(TASK BRIEF): Answer with a single number: how many lines in the listing below include "DAMO"?

(PROVIDED RECORDS):

=======

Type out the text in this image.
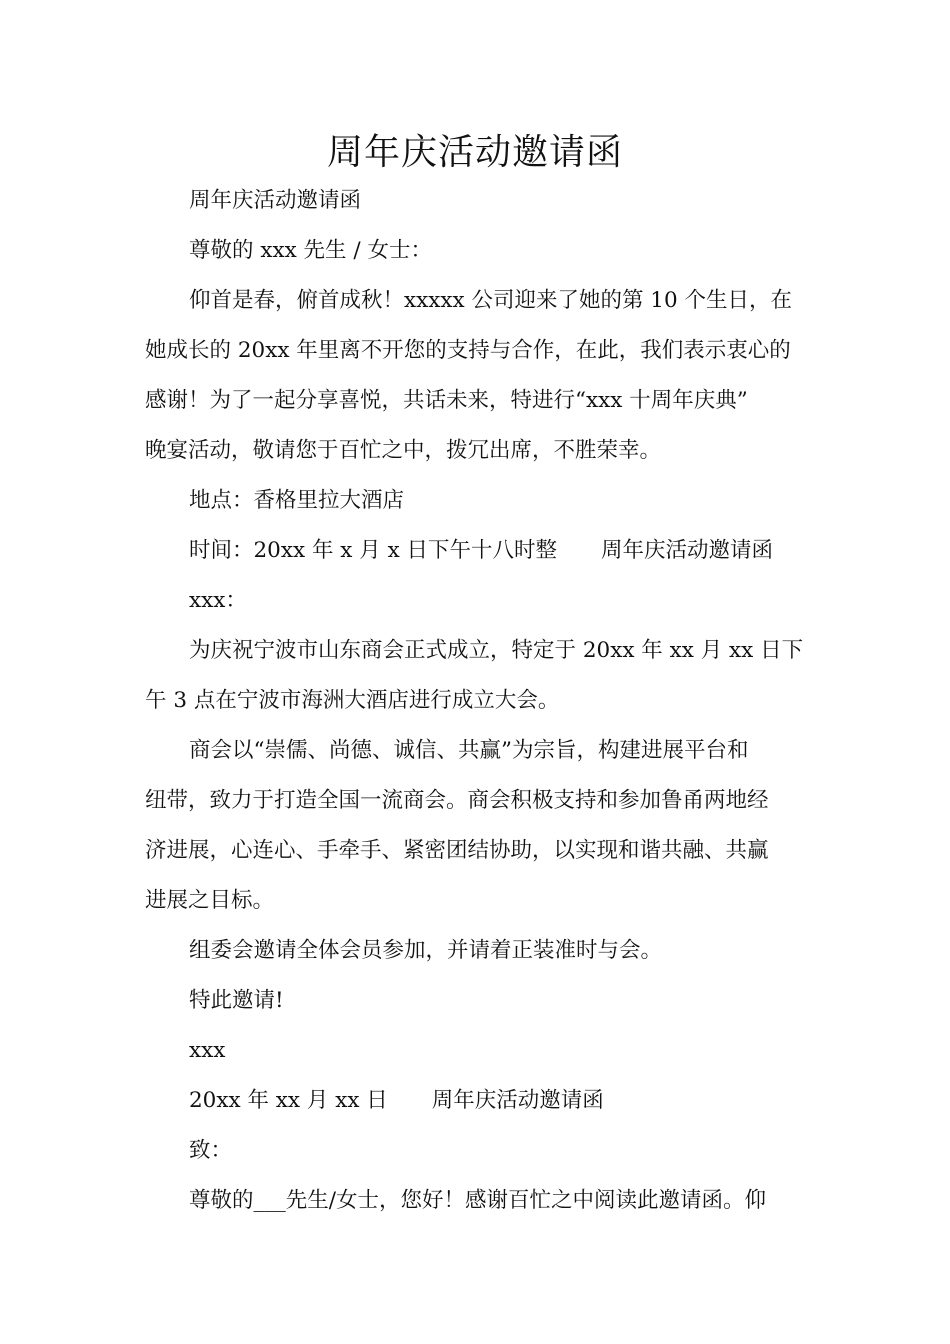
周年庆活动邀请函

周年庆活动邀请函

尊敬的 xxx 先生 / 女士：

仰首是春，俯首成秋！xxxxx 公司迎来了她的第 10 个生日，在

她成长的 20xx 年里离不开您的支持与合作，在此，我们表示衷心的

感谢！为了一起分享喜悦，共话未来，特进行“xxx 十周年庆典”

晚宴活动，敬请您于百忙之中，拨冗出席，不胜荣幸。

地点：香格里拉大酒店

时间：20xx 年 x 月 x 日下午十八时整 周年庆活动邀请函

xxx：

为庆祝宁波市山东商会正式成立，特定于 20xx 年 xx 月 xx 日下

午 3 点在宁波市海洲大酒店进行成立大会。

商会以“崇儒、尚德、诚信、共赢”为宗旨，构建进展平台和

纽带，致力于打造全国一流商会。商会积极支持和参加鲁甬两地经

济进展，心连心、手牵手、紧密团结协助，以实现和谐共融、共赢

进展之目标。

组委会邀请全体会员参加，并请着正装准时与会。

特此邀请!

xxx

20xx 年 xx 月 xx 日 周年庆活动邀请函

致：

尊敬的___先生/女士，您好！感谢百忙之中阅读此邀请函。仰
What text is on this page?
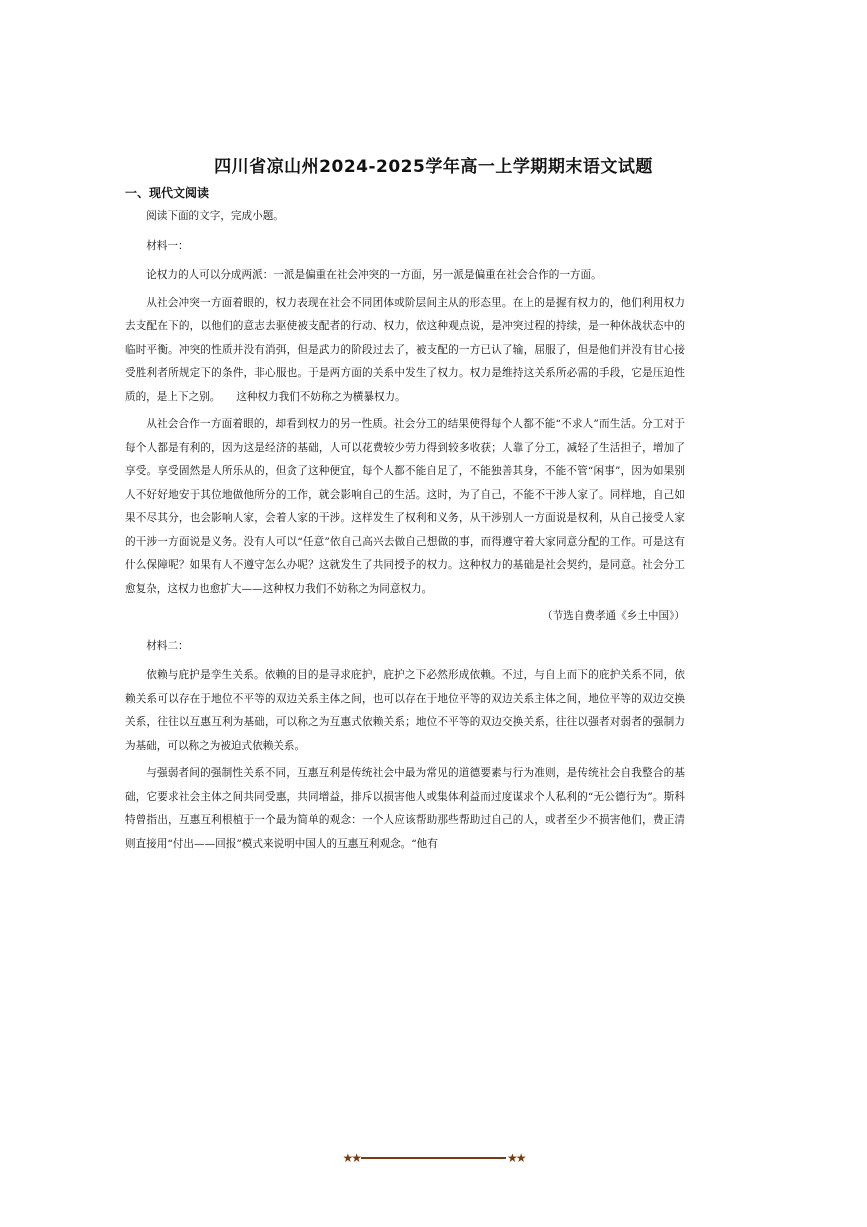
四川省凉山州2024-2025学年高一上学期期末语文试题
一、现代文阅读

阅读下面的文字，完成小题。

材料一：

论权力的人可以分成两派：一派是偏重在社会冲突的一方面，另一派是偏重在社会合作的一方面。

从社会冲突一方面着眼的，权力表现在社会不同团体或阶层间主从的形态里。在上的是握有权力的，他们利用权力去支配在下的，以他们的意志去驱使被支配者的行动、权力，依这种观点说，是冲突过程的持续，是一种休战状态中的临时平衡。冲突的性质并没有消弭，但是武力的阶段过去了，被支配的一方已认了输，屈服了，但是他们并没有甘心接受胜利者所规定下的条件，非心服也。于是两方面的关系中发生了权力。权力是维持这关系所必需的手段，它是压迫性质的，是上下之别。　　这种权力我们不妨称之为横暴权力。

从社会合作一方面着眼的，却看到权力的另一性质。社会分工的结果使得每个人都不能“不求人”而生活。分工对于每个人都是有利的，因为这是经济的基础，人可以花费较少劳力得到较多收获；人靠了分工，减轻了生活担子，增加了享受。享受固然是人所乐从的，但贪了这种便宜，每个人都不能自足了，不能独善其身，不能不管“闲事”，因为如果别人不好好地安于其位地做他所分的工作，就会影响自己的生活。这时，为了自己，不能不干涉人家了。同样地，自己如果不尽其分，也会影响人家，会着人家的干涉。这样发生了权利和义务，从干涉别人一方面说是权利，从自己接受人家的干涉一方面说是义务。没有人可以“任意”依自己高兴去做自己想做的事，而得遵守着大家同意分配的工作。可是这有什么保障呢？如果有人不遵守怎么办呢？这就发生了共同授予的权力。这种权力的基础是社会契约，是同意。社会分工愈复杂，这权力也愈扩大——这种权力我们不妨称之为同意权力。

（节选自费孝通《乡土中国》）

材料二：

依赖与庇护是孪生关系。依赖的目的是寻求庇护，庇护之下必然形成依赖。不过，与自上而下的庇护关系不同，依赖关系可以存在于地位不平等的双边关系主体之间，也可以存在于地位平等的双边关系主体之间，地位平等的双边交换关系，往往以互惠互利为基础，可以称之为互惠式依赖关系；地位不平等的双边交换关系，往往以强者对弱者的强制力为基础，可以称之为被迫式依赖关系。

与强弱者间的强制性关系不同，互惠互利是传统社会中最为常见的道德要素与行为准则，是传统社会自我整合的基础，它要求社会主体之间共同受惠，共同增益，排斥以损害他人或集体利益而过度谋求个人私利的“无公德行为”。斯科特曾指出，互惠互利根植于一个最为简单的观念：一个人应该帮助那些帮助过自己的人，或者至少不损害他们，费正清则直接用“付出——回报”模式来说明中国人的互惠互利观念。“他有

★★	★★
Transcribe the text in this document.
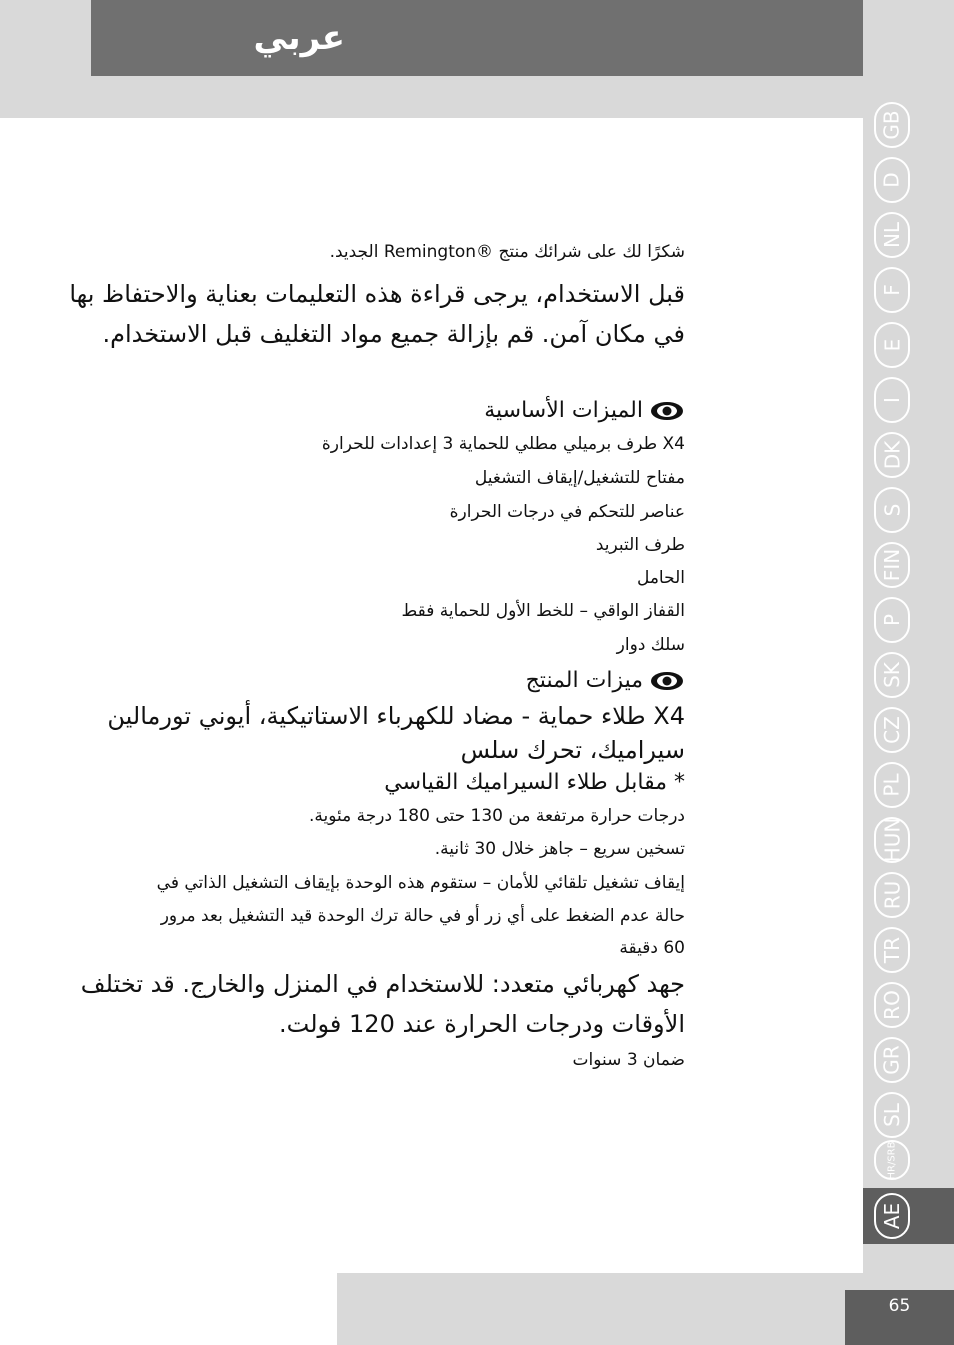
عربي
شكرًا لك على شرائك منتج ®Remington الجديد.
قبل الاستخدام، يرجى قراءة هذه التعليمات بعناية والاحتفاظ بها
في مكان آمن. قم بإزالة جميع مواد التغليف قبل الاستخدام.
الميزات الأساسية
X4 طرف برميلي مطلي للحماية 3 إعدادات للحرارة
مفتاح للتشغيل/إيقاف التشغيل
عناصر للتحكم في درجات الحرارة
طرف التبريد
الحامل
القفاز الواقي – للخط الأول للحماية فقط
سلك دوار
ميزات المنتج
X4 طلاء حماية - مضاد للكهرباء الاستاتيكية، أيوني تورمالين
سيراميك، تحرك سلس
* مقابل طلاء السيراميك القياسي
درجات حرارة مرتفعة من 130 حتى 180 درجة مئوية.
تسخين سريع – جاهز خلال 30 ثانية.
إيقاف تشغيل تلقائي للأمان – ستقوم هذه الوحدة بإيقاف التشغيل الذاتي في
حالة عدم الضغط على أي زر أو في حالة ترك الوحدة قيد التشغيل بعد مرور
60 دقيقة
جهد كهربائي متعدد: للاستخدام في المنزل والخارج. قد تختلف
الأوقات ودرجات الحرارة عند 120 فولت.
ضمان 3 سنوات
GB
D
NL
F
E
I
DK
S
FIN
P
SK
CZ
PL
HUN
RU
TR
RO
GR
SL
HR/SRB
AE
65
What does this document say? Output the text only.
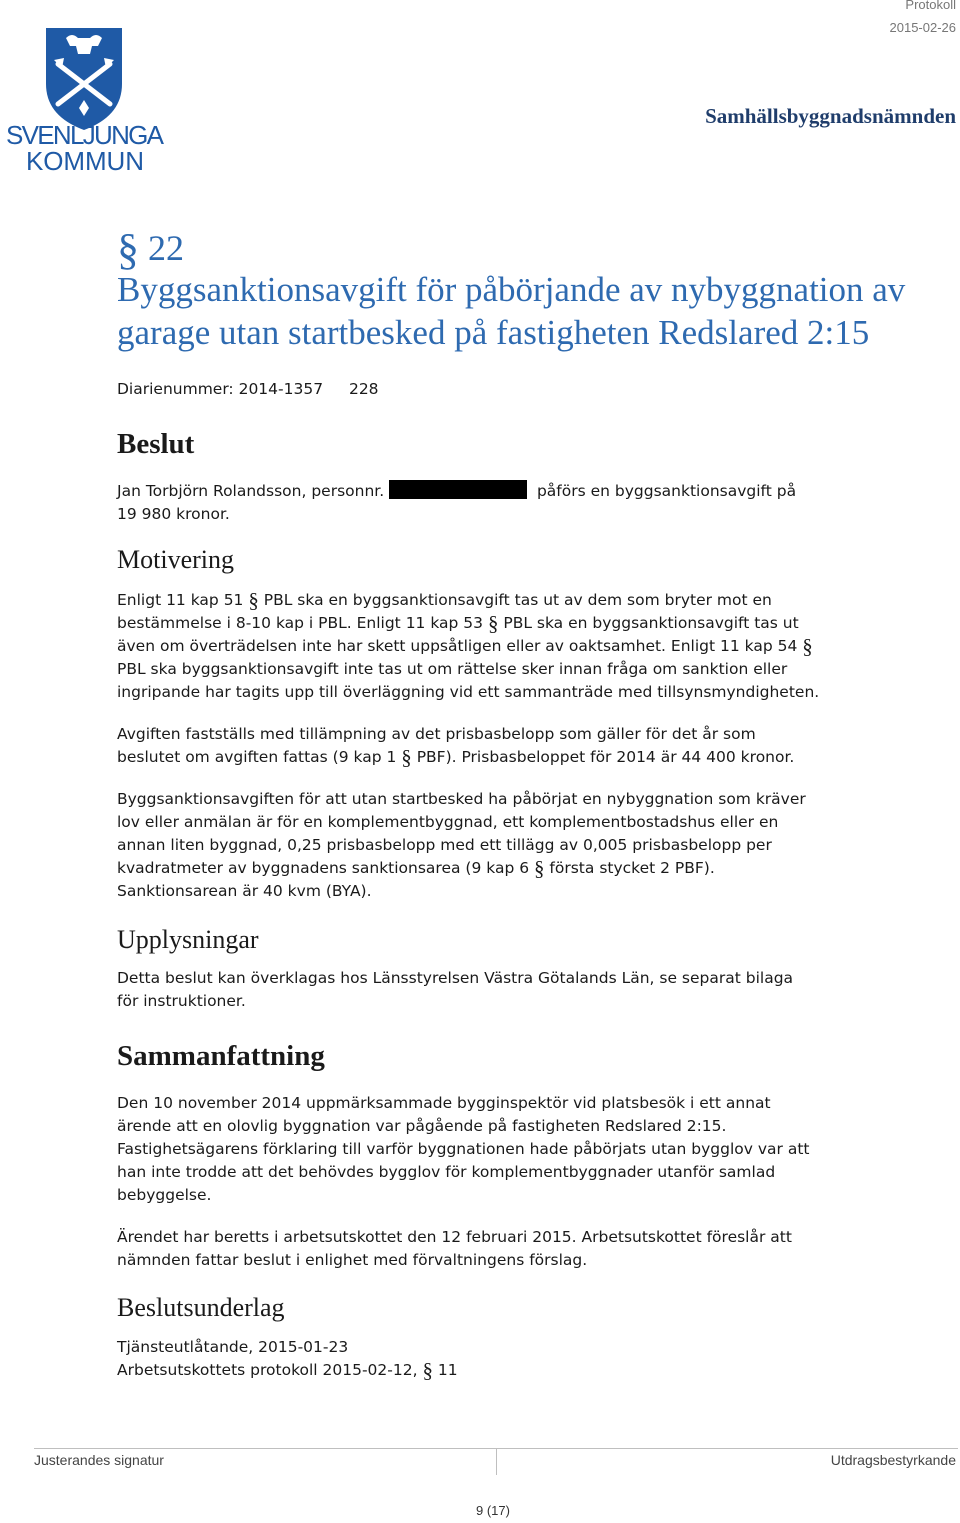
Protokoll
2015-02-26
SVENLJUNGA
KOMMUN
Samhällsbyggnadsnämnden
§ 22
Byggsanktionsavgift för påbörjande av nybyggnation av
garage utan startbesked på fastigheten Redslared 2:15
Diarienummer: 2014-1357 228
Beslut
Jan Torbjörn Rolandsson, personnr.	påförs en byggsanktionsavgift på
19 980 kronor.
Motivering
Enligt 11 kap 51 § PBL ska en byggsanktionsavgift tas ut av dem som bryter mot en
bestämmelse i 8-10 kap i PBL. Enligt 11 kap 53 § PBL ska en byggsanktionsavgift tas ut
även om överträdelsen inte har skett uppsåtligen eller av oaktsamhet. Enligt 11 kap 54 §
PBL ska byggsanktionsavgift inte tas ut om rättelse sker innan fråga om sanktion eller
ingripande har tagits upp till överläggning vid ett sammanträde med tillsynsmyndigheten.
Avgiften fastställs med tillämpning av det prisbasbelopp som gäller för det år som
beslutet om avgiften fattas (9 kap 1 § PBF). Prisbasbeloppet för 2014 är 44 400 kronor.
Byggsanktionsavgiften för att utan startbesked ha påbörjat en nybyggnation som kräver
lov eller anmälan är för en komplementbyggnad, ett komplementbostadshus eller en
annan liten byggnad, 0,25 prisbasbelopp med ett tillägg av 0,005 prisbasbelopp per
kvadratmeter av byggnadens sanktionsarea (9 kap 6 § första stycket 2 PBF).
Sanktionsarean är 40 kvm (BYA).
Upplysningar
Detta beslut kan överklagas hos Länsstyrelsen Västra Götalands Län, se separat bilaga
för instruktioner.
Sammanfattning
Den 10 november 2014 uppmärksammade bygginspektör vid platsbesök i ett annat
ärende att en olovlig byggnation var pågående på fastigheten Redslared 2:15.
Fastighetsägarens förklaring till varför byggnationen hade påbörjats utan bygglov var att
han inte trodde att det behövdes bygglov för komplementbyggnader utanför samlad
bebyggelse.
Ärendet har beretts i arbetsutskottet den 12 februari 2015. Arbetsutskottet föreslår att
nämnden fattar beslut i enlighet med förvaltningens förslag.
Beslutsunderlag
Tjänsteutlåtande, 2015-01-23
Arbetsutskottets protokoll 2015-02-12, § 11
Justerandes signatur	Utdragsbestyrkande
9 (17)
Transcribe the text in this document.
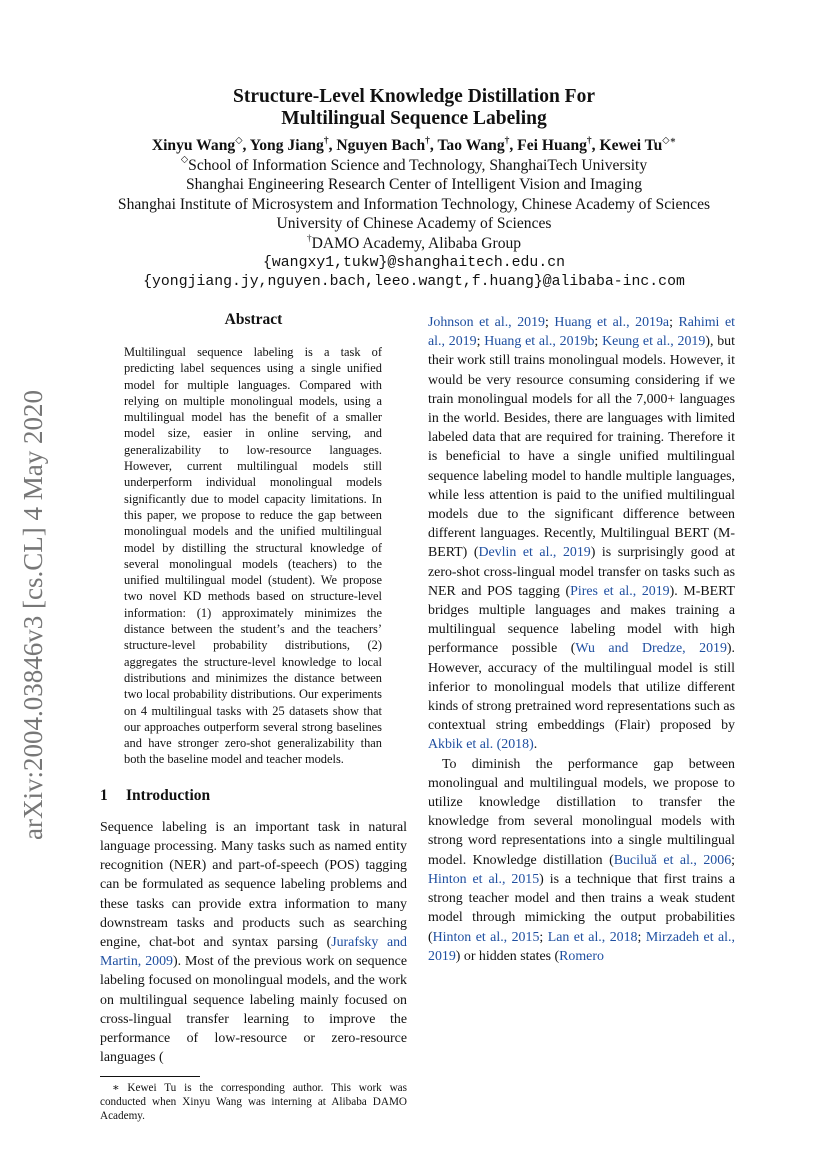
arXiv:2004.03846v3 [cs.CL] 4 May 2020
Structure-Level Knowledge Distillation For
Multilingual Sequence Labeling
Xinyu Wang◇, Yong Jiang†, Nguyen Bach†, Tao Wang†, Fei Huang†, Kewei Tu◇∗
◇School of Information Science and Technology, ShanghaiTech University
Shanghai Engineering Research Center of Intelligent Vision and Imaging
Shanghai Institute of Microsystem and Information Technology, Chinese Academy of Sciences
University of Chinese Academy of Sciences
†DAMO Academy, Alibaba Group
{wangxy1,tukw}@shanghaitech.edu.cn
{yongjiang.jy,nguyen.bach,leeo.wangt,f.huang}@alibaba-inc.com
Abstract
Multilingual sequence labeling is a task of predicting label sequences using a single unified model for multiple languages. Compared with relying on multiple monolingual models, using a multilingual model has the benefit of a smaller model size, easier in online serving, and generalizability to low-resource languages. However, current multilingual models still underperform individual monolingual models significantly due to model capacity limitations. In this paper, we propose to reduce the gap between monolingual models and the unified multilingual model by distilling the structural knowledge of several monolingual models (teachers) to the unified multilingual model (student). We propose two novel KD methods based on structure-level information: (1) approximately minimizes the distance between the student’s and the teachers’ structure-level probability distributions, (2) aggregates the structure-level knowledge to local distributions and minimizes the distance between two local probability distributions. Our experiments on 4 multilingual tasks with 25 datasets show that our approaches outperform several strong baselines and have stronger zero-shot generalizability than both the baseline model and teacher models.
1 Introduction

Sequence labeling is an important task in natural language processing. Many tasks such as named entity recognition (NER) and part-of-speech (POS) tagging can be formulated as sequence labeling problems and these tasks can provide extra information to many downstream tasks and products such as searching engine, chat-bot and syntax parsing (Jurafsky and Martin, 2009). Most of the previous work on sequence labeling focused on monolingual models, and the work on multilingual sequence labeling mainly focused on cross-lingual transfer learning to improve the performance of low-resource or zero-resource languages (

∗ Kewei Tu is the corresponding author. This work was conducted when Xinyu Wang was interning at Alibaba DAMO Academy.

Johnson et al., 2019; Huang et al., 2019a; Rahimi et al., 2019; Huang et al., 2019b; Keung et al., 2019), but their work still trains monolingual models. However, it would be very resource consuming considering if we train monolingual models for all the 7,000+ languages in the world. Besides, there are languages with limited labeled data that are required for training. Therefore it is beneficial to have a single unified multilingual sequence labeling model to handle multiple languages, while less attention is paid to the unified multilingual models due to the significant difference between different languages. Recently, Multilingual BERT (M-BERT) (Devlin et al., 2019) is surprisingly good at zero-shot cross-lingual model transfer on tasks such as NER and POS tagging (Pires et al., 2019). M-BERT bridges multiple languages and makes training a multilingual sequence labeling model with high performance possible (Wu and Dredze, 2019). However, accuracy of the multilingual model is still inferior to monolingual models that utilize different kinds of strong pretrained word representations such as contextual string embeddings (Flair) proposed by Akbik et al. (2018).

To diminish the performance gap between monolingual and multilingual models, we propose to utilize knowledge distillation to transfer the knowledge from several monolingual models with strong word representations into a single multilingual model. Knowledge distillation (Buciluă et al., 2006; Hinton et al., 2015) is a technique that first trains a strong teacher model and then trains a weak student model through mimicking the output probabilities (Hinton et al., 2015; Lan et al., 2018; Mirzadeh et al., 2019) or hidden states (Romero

=======

(RESPONSE BELOW): 2